* [Exercise objective]:
Write out the complete material exactly as it stands.

++++ Records for the task ++++

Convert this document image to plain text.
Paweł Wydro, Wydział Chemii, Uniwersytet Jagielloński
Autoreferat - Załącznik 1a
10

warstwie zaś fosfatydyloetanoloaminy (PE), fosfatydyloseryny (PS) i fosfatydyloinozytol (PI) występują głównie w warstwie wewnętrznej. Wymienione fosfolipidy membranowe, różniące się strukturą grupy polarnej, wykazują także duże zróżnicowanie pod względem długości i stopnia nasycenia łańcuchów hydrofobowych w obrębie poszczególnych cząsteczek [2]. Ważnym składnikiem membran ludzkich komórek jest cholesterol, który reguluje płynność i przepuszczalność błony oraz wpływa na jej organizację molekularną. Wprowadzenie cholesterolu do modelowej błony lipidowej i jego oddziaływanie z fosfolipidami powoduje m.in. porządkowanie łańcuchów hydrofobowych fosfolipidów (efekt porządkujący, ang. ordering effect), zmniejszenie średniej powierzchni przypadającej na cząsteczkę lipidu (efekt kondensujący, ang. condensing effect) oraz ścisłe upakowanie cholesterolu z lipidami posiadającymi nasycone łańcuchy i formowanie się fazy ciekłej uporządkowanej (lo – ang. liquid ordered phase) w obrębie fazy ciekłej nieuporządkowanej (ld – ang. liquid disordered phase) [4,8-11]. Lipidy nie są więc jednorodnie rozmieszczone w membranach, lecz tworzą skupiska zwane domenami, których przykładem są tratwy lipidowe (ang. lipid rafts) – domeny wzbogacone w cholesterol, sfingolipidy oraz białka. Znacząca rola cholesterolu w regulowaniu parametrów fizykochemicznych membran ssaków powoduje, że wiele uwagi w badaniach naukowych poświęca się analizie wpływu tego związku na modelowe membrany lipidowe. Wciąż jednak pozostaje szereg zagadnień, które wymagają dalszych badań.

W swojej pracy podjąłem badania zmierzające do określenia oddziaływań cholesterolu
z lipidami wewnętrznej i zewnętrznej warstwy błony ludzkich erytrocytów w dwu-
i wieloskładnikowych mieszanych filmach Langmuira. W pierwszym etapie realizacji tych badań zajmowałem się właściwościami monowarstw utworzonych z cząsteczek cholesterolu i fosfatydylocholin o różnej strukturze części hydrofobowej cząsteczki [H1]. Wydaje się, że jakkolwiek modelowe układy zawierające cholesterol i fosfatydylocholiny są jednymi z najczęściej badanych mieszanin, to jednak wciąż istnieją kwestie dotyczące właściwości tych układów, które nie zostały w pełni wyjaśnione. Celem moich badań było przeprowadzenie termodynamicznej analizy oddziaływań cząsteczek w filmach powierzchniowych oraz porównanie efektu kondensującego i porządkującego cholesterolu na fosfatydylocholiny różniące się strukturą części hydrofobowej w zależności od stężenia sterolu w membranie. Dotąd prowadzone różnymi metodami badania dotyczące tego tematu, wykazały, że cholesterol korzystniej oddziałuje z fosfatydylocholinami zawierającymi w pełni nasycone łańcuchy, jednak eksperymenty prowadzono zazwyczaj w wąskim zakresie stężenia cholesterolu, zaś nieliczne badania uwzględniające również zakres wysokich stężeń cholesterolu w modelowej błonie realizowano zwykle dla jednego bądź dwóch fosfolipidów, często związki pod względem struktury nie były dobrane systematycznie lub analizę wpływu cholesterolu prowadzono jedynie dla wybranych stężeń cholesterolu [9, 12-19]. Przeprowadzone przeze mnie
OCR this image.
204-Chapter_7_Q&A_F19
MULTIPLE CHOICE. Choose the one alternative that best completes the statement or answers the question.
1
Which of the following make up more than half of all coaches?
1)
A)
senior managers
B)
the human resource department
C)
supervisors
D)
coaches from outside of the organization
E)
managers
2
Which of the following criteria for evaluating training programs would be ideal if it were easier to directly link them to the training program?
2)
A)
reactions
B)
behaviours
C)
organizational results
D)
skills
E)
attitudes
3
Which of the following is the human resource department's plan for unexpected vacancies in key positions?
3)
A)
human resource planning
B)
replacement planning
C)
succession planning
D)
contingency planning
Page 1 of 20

++++

* [Solution for this task]:
Convert this document image to plain text.
Paweł Wydro, Wydział Chemii, Uniwersytet Jagielloński
Autoreferat - Załącznik 1a
10

warstwie zaś fosfatydyloetanoloaminy (PE), fosfatydyloseryny (PS) i fosfatydyloinozytol (PI) występują głównie w warstwie wewnętrznej. Wymienione fosfolipidy membranowe, różniące się strukturą grupy polarnej, wykazują także duże zróżnicowanie pod względem długości i stopnia nasycenia łańcuchów hydrofobowych w obrębie poszczególnych cząsteczek [2]. Ważnym składnikiem membran ludzkich komórek jest cholesterol, który reguluje płynność i przepuszczalność błony oraz wpływa na jej organizację molekularną. Wprowadzenie cholesterolu do modelowej błony lipidowej i jego oddziaływanie z fosfolipidami powoduje m.in. porządkowanie łańcuchów hydrofobowych fosfolipidów (efekt porządkujący, ang. ordering effect), zmniejszenie średniej powierzchni przypadającej na cząsteczkę lipidu (efekt kondensujący, ang. condensing effect) oraz ścisłe upakowanie cholesterolu z lipidami posiadającymi nasycone łańcuchy i formowanie się fazy ciekłej uporządkowanej (lo – ang. liquid ordered phase) w obrębie fazy ciekłej nieuporządkowanej (ld – ang. liquid disordered phase) [4,8-11]. Lipidy nie są więc jednorodnie rozmieszczone w membranach, lecz tworzą skupiska zwane domenami, których przykładem są tratwy lipidowe (ang. lipid rafts) – domeny wzbogacone w cholesterol, sfingolipidy oraz białka. Znacząca rola cholesterolu w regulowaniu parametrów fizykochemicznych membran ssaków powoduje, że wiele uwagi w badaniach naukowych poświęca się analizie wpływu tego związku na modelowe membrany lipidowe. Wciąż jednak pozostaje szereg zagadnień, które wymagają dalszych badań.

W swojej pracy podjąłem badania zmierzające do określenia oddziaływań cholesterolu
z lipidami wewnętrznej i zewnętrznej warstwy błony ludzkich erytrocytów w dwu-
i wieloskładnikowych mieszanych filmach Langmuira. W pierwszym etapie realizacji tych badań zajmowałem się właściwościami monowarstw utworzonych z cząsteczek cholesterolu i fosfatydylocholin o różnej strukturze części hydrofobowej cząsteczki [H1]. Wydaje się, że jakkolwiek modelowe układy zawierające cholesterol i fosfatydylocholiny są jednymi z najczęściej badanych mieszanin, to jednak wciąż istnieją kwestie dotyczące właściwości tych układów, które nie zostały w pełni wyjaśnione. Celem moich badań było przeprowadzenie termodynamicznej analizy oddziaływań cząsteczek w filmach powierzchniowych oraz porównanie efektu kondensującego i porządkującego cholesterolu na fosfatydylocholiny różniące się strukturą części hydrofobowej w zależności od stężenia sterolu w membranie. Dotąd prowadzone różnymi metodami badania dotyczące tego tematu, wykazały, że cholesterol korzystniej oddziałuje z fosfatydylocholinami zawierającymi w pełni nasycone łańcuchy, jednak eksperymenty prowadzono zazwyczaj w wąskim zakresie stężenia cholesterolu, zaś nieliczne badania uwzględniające również zakres wysokich stężeń cholesterolu w modelowej błonie realizowano zwykle dla jednego bądź dwóch fosfolipidów, często związki pod względem struktury nie były dobrane systematycznie lub analizę wpływu cholesterolu prowadzono jedynie dla wybranych stężeń cholesterolu [9, 12-19]. Przeprowadzone przeze mnie
OCR this image.
204-Chapter_7_Q&A_F19
MULTIPLE CHOICE. Choose the one alternative that best completes the statement or answers the question.
1
Which of the following make up more than half of all coaches?
1)
A)
senior managers
B)
the human resource department
C)
supervisors
D)
coaches from outside of the organization
E)
managers
2
Which of the following criteria for evaluating training programs would be ideal if it were easier to directly link them to the training program?
2)
A)
reactions
B)
behaviours
C)
organizational results
D)
skills
E)
attitudes
3
Which of the following is the human resource department's plan for unexpected vacancies in key positions?
3)
A)
human resource planning
B)
replacement planning
C)
succession planning
D)
contingency planning
Page 1 of 20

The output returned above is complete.